— begin Supplied records —
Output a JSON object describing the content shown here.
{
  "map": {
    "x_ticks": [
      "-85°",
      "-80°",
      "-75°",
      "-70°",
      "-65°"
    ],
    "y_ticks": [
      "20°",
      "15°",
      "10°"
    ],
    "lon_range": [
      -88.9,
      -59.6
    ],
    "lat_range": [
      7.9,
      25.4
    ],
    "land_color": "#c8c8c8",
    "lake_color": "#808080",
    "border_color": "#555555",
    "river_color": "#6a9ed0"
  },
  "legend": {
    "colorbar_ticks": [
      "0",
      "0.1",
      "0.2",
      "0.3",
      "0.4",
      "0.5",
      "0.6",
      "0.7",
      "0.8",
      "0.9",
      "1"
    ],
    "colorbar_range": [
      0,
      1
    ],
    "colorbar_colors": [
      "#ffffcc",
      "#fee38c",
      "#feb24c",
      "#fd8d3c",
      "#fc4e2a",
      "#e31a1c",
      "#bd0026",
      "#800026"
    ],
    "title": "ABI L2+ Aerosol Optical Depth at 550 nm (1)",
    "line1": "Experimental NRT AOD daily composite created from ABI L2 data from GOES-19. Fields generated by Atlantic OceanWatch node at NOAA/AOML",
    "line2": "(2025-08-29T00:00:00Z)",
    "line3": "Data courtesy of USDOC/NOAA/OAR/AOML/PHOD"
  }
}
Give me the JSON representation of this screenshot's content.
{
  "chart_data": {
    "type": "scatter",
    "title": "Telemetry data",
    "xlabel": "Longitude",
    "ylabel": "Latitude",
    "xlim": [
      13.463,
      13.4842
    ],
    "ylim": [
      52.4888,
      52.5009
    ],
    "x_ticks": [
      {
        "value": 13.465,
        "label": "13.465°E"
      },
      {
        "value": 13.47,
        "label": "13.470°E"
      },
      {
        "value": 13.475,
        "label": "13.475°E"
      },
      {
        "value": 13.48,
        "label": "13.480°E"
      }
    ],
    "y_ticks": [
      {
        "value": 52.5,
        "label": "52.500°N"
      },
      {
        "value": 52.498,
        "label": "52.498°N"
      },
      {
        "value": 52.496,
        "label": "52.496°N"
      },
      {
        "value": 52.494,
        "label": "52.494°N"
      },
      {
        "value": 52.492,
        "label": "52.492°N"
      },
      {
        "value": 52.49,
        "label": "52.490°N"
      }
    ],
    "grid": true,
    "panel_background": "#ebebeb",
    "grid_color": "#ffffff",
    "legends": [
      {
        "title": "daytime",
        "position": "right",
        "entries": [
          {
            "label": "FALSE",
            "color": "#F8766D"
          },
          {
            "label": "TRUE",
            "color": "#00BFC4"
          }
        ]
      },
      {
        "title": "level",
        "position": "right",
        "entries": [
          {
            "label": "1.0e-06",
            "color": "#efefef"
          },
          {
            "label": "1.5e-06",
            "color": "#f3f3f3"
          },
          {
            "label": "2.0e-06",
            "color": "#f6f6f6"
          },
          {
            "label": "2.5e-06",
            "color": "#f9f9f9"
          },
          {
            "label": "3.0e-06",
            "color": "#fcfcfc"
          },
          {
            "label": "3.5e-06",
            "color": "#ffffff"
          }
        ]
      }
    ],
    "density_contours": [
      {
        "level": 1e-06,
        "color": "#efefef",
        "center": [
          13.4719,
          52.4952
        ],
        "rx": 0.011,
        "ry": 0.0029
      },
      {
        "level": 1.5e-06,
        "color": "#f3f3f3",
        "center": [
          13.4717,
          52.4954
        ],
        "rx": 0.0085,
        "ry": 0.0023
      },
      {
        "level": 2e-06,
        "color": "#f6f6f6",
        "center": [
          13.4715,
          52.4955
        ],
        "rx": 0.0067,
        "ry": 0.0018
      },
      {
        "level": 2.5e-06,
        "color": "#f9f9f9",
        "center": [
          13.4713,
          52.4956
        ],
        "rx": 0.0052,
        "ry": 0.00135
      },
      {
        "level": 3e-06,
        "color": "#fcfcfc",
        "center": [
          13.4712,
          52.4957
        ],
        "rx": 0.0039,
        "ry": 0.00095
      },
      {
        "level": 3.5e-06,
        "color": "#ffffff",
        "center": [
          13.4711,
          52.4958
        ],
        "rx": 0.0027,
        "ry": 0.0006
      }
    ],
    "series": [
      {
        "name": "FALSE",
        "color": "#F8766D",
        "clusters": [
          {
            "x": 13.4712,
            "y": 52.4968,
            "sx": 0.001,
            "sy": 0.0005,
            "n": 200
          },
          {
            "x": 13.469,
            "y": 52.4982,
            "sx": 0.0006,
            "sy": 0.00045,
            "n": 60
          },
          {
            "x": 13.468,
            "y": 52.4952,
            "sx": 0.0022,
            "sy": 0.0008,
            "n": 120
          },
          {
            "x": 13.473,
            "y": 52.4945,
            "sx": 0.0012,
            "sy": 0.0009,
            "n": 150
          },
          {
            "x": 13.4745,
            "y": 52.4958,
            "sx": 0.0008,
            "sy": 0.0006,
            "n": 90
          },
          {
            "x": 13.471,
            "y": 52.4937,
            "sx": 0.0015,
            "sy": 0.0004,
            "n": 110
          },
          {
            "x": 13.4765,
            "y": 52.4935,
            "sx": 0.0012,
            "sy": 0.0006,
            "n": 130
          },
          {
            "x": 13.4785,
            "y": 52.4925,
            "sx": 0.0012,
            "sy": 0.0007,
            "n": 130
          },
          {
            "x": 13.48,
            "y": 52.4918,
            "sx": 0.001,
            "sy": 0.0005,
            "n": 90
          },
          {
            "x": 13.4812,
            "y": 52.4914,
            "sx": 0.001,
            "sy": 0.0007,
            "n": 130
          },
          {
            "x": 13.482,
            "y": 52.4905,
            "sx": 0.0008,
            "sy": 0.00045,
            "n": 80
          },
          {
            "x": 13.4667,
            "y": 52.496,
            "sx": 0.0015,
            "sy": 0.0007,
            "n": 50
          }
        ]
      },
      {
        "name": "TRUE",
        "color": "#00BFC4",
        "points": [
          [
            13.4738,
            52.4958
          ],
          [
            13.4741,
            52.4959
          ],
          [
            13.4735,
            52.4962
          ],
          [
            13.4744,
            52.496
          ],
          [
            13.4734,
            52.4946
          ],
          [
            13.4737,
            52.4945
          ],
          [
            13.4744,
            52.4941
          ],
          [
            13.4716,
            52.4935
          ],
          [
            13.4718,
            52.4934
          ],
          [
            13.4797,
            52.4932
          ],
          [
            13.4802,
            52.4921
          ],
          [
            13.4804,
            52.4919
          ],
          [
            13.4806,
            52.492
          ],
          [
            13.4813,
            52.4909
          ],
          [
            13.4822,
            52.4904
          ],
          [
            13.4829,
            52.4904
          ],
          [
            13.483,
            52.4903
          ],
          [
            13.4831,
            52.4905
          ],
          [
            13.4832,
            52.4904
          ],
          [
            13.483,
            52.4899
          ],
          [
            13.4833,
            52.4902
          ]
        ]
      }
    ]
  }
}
— end Supplied records —
◆ What is needed
Retype the whole listing, matching it exactly.

◆ Answer below
Output a JSON object describing the content shown here.
{
  "map": {
    "x_ticks": [
      "-85°",
      "-80°",
      "-75°",
      "-70°",
      "-65°"
    ],
    "y_ticks": [
      "20°",
      "15°",
      "10°"
    ],
    "lon_range": [
      -88.9,
      -59.6
    ],
    "lat_range": [
      7.9,
      25.4
    ],
    "land_color": "#c8c8c8",
    "lake_color": "#808080",
    "border_color": "#555555",
    "river_color": "#6a9ed0"
  },
  "legend": {
    "colorbar_ticks": [
      "0",
      "0.1",
      "0.2",
      "0.3",
      "0.4",
      "0.5",
      "0.6",
      "0.7",
      "0.8",
      "0.9",
      "1"
    ],
    "colorbar_range": [
      0,
      1
    ],
    "colorbar_colors": [
      "#ffffcc",
      "#fee38c",
      "#feb24c",
      "#fd8d3c",
      "#fc4e2a",
      "#e31a1c",
      "#bd0026",
      "#800026"
    ],
    "title": "ABI L2+ Aerosol Optical Depth at 550 nm (1)",
    "line1": "Experimental NRT AOD daily composite created from ABI L2 data from GOES-19. Fields generated by Atlantic OceanWatch node at NOAA/AOML",
    "line2": "(2025-08-29T00:00:00Z)",
    "line3": "Data courtesy of USDOC/NOAA/OAR/AOML/PHOD"
  }
}
Give me the JSON representation of this screenshot's content.
{
  "chart_data": {
    "type": "scatter",
    "title": "Telemetry data",
    "xlabel": "Longitude",
    "ylabel": "Latitude",
    "xlim": [
      13.463,
      13.4842
    ],
    "ylim": [
      52.4888,
      52.5009
    ],
    "x_ticks": [
      {
        "value": 13.465,
        "label": "13.465°E"
      },
      {
        "value": 13.47,
        "label": "13.470°E"
      },
      {
        "value": 13.475,
        "label": "13.475°E"
      },
      {
        "value": 13.48,
        "label": "13.480°E"
      }
    ],
    "y_ticks": [
      {
        "value": 52.5,
        "label": "52.500°N"
      },
      {
        "value": 52.498,
        "label": "52.498°N"
      },
      {
        "value": 52.496,
        "label": "52.496°N"
      },
      {
        "value": 52.494,
        "label": "52.494°N"
      },
      {
        "value": 52.492,
        "label": "52.492°N"
      },
      {
        "value": 52.49,
        "label": "52.490°N"
      }
    ],
    "grid": true,
    "panel_background": "#ebebeb",
    "grid_color": "#ffffff",
    "legends": [
      {
        "title": "daytime",
        "position": "right",
        "entries": [
          {
            "label": "FALSE",
            "color": "#F8766D"
          },
          {
            "label": "TRUE",
            "color": "#00BFC4"
          }
        ]
      },
      {
        "title": "level",
        "position": "right",
        "entries": [
          {
            "label": "1.0e-06",
            "color": "#efefef"
          },
          {
            "label": "1.5e-06",
            "color": "#f3f3f3"
          },
          {
            "label": "2.0e-06",
            "color": "#f6f6f6"
          },
          {
            "label": "2.5e-06",
            "color": "#f9f9f9"
          },
          {
            "label": "3.0e-06",
            "color": "#fcfcfc"
          },
          {
            "label": "3.5e-06",
            "color": "#ffffff"
          }
        ]
      }
    ],
    "density_contours": [
      {
        "level": 1e-06,
        "color": "#efefef",
        "center": [
          13.4719,
          52.4952
        ],
        "rx": 0.011,
        "ry": 0.0029
      },
      {
        "level": 1.5e-06,
        "color": "#f3f3f3",
        "center": [
          13.4717,
          52.4954
        ],
        "rx": 0.0085,
        "ry": 0.0023
      },
      {
        "level": 2e-06,
        "color": "#f6f6f6",
        "center": [
          13.4715,
          52.4955
        ],
        "rx": 0.0067,
        "ry": 0.0018
      },
      {
        "level": 2.5e-06,
        "color": "#f9f9f9",
        "center": [
          13.4713,
          52.4956
        ],
        "rx": 0.0052,
        "ry": 0.00135
      },
      {
        "level": 3e-06,
        "color": "#fcfcfc",
        "center": [
          13.4712,
          52.4957
        ],
        "rx": 0.0039,
        "ry": 0.00095
      },
      {
        "level": 3.5e-06,
        "color": "#ffffff",
        "center": [
          13.4711,
          52.4958
        ],
        "rx": 0.0027,
        "ry": 0.0006
      }
    ],
    "series": [
      {
        "name": "FALSE",
        "color": "#F8766D",
        "clusters": [
          {
            "x": 13.4712,
            "y": 52.4968,
            "sx": 0.001,
            "sy": 0.0005,
            "n": 200
          },
          {
            "x": 13.469,
            "y": 52.4982,
            "sx": 0.0006,
            "sy": 0.00045,
            "n": 60
          },
          {
            "x": 13.468,
            "y": 52.4952,
            "sx": 0.0022,
            "sy": 0.0008,
            "n": 120
          },
          {
            "x": 13.473,
            "y": 52.4945,
            "sx": 0.0012,
            "sy": 0.0009,
            "n": 150
          },
          {
            "x": 13.4745,
            "y": 52.4958,
            "sx": 0.0008,
            "sy": 0.0006,
            "n": 90
          },
          {
            "x": 13.471,
            "y": 52.4937,
            "sx": 0.0015,
            "sy": 0.0004,
            "n": 110
          },
          {
            "x": 13.4765,
            "y": 52.4935,
            "sx": 0.0012,
            "sy": 0.0006,
            "n": 130
          },
          {
            "x": 13.4785,
            "y": 52.4925,
            "sx": 0.0012,
            "sy": 0.0007,
            "n": 130
          },
          {
            "x": 13.48,
            "y": 52.4918,
            "sx": 0.001,
            "sy": 0.0005,
            "n": 90
          },
          {
            "x": 13.4812,
            "y": 52.4914,
            "sx": 0.001,
            "sy": 0.0007,
            "n": 130
          },
          {
            "x": 13.482,
            "y": 52.4905,
            "sx": 0.0008,
            "sy": 0.00045,
            "n": 80
          },
          {
            "x": 13.4667,
            "y": 52.496,
            "sx": 0.0015,
            "sy": 0.0007,
            "n": 50
          }
        ]
      },
      {
        "name": "TRUE",
        "color": "#00BFC4",
        "points": [
          [
            13.4738,
            52.4958
          ],
          [
            13.4741,
            52.4959
          ],
          [
            13.4735,
            52.4962
          ],
          [
            13.4744,
            52.496
          ],
          [
            13.4734,
            52.4946
          ],
          [
            13.4737,
            52.4945
          ],
          [
            13.4744,
            52.4941
          ],
          [
            13.4716,
            52.4935
          ],
          [
            13.4718,
            52.4934
          ],
          [
            13.4797,
            52.4932
          ],
          [
            13.4802,
            52.4921
          ],
          [
            13.4804,
            52.4919
          ],
          [
            13.4806,
            52.492
          ],
          [
            13.4813,
            52.4909
          ],
          [
            13.4822,
            52.4904
          ],
          [
            13.4829,
            52.4904
          ],
          [
            13.483,
            52.4903
          ],
          [
            13.4831,
            52.4905
          ],
          [
            13.4832,
            52.4904
          ],
          [
            13.483,
            52.4899
          ],
          [
            13.4833,
            52.4902
          ]
        ]
      }
    ]
  }
}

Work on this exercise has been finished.